• **PROBLEMS TO WORK ON**
a – Condense the paragraph in the 2008 journal that begins "Hummers are on the increase" into a short bulleted list that keeps its main facts.
b – In the 2008 journal, take the passage starting with "June 9- So now" and going on through "commune I reckon.", and replace "wild turkey" with "wild goose".
c – According to the 2008 journal, how many Robin nest starts ended in tragedy, and what caused them?

• **PROVIDED TEXT**
####

The 2008 Journal
Mainly it is about the wildlife whose existence around our home follows a somewhat predictable pattern from year to year but still manages to be full of surprises with no outcome guaranteed. Since the first sighting of Flying squirrels in 1993, we have been fascinated by the variety of the wildlife to be observed and studied right here on our half acre. I have chronicled some of that activity for the last few years in a number of different formats. This year the schema will be simply a page or multiple pages per month. Follow the adventure by selecting each month from the menu.
June- the month that summer begins and this year as if on cue, the weather took an appropriate change to herald the event even though still several days from the summer Solstice. To me then , and probably still to most school age kids, summer really began with the last day of school. Summer weather is here and while there are still many nesting activities going on, the fruits of the early nesting season and the rites of all wildlife renewal are visible everywhere. Young birds are standing around shaking awaiting the last bit of parental attention before being completely on their own. Blue jay and Starling young are particularly boisterous and plentiful. The young squirrels are all having to learn the lesson of the squirrel baffle on the bird feeders . Each year the young try to find a work around and then get resolved to picking the morsels thrown down by the more flighty beings above.
From across the County Jefferson, comes an update from Phil's place. The goslings have grown much in the last few weeks, and the four remaining are approaching adult size. The fate of the fifth chick is unknown.
A couple of young Pileated Woodpeckers are frequent visitors to the suet cake offerings at our bird feeders and the Ruby Throated Hummingbirds sightings are on the increase.
The Pileated Woodpeckers and a rare twofer shot
Suet What Suet, wasn't me
Ruby Throated Hummer back at the feeder
June 5- So far we have escaped the violent weather that has damaged severely, parts of the Plains and mid west , in the last few days. We certainly mourn the losses suffered by those affected and most certainly those of our visitors who have endured terrible hardship. Meanwhile around here we are still without the usual in-progress or completed bird nest adventure. Three Robin nest starts have all ended in tragedy , one way or another. Two by Crows and one by a hawk. There must be something going on nearby though, because a couple pair of robins are visible on the front and back yards daily busily looking for worms . Have not seen any obvious fledglings though as of this time. Thank goodness, the buffalo gnats or black flies seem to be on the decline. These guys are vicious and their sting much worse than mosquito bites. They almost make it impossible to do any activity outside in April and May without some protection. I have a net hooded covering that does stop them but not very comfortable to use.
Hummers are on the increase and just a matter of time till they begin to seek sole dominance over the feeder array. The Flying Squirrel numbers are on the increase also and some are just downright friendly and continue to feed even when I am only a few feet away. (with camera in hand of course)
June 9- So now in the 90's - The cool May has turned into a rather blistering June and our temps are now way above the norm for early June. The wildlife doesn't seem to mind very much though as life goes on . Here, a day or two ago, a lone wild turkey once again visited our bird feeder area, and tarried a bit with the easy pickings and giving credence to the term "scratching out a living" while across the county at Phil's place the gaggle has now become a Creche as another gaggle has joined up with them. In this case two or more Gaggles can make a Creche. Remember that the next time you are on Jeopardy. The caveat, of course, is only if they all participate, kind of like a commune I reckon.

####

[Document understanding data]

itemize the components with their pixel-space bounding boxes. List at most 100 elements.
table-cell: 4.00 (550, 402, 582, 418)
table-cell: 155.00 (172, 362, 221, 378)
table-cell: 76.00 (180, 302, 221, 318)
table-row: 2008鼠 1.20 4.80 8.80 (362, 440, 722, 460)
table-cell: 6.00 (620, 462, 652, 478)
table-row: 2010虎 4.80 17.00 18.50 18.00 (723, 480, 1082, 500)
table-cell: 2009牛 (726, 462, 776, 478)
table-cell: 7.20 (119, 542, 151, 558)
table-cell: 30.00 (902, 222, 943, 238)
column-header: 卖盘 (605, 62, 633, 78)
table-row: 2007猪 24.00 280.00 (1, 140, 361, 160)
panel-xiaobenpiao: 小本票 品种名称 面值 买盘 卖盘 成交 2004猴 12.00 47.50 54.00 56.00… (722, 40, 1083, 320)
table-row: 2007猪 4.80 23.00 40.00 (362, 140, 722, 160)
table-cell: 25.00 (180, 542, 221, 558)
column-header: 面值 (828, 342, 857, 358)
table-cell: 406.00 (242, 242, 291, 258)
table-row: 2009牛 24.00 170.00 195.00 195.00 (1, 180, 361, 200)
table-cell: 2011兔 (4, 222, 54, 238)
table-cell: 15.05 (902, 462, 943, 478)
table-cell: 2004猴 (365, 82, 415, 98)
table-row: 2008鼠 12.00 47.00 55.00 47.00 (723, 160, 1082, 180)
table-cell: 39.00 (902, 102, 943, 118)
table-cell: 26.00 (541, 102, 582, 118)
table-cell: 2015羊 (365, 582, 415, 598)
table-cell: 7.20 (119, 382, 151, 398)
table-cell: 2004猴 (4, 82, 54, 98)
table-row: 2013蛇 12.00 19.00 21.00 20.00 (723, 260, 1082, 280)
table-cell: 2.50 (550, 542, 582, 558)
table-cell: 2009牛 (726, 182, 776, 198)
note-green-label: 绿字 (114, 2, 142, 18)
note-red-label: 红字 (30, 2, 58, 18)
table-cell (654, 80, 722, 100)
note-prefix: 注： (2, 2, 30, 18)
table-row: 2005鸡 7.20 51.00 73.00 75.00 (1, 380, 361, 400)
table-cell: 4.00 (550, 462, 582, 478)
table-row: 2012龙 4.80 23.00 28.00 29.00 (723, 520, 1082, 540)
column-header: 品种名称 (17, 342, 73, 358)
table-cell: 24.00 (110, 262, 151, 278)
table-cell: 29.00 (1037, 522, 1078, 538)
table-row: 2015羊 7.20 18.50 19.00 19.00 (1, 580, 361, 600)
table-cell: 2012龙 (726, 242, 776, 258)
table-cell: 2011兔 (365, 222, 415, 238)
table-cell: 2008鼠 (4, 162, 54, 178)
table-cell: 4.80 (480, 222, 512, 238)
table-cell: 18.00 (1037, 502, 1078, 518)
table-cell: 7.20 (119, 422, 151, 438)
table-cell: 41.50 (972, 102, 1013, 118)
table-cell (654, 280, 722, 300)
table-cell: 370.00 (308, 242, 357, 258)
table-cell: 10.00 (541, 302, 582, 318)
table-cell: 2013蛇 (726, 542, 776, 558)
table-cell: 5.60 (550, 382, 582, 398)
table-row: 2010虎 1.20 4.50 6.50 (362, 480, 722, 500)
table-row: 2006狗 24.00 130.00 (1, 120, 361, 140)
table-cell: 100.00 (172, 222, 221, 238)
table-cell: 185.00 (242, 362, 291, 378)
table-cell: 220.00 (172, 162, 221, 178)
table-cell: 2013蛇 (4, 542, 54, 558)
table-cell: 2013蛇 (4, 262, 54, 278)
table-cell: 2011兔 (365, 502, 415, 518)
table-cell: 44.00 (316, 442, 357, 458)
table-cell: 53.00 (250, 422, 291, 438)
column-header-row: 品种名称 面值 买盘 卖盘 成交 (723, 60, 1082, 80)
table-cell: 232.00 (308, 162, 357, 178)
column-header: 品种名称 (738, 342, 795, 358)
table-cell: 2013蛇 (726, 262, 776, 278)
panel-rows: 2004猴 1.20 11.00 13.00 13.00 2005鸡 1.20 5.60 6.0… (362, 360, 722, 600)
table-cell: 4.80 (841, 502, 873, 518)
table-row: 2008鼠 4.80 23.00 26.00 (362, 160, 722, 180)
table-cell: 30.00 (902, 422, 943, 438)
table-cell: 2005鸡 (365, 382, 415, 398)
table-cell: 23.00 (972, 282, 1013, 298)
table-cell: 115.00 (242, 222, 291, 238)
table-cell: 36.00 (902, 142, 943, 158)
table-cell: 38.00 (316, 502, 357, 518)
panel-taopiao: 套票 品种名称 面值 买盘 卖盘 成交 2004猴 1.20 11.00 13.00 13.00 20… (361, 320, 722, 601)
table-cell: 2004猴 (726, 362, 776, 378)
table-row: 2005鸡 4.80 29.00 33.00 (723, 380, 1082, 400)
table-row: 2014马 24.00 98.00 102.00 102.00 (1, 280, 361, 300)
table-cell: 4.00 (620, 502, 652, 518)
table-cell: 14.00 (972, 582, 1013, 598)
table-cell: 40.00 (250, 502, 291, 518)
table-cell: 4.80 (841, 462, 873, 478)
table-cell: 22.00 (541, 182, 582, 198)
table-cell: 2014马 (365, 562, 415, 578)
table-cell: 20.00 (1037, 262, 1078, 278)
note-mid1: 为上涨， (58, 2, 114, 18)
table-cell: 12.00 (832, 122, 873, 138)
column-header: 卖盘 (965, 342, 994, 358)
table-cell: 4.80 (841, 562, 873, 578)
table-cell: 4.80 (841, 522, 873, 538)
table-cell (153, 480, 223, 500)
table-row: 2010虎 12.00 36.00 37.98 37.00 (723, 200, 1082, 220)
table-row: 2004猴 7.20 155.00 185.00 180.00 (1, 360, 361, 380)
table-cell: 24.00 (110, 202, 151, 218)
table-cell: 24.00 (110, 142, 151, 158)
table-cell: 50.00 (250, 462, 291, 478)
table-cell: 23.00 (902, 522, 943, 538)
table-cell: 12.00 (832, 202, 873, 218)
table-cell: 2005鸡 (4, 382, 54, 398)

####

• **WRITTEN RESPONSES**
a –
- Hummingbirds are increasing and will soon try to dominate the feeder array.
- Flying Squirrel numbers are also increasing.
- Some squirrels are friendly enough to keep feeding even when the writer is only a few feet away with a camera.

b –
June 9- So now in the 90's - The cool May has turned into a rather blistering June and our temps are now way above the norm for early June. The wildlife doesn't seem to mind very much though as life goes on . Here, a day or two ago, a lone wild goose once again visited our bird feeder area, and tarried a bit with the easy pickings and giving credence to the term "scratching out a living" while across the county at Phil's place the gaggle has now become a Creche as another gaggle has joined up with them. In this case two or more Gaggles can make a Creche. Remember that the next time you are on Jeopardy. The caveat, of course, is only if they all participate, kind of like a commune I reckon.

c – Three: two were ended by Crows and one by a hawk.